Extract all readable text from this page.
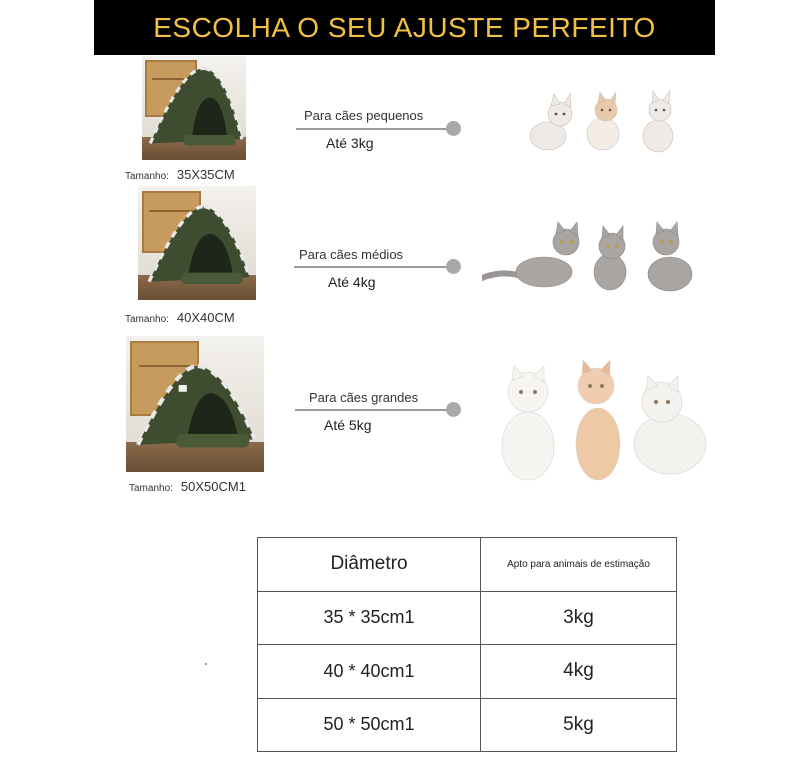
ESCOLHA O SEU AJUSTE PERFEITO
Tamanho: 35X35CM
Para cães pequenos
Até 3kg
Tamanho: 40X40CM
Para cães médios
Até 4kg
Tamanho: 50X50CM1
Para cães grandes
Até 5kg
Diâmetro	Apto para animais de estimação
35 * 35cm1	3kg
40 * 40cm1	4kg
50 * 50cm1	5kg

▸ YOUR TASK
Return all of the data exactly as written, and drop the pictures.

▸ COMPLETE ANSWER
Extract all readable text from this page.
ESCOLHA O SEU AJUSTE PERFEITO
Tamanho: 35X35CM
Para cães pequenos
Até 3kg
Tamanho: 40X40CM
Para cães médios
Até 4kg
Tamanho: 50X50CM1
Para cães grandes
Até 5kg
Diâmetro	Apto para animais de estimação
35 * 35cm1	3kg
40 * 40cm1	4kg
50 * 50cm1	5kg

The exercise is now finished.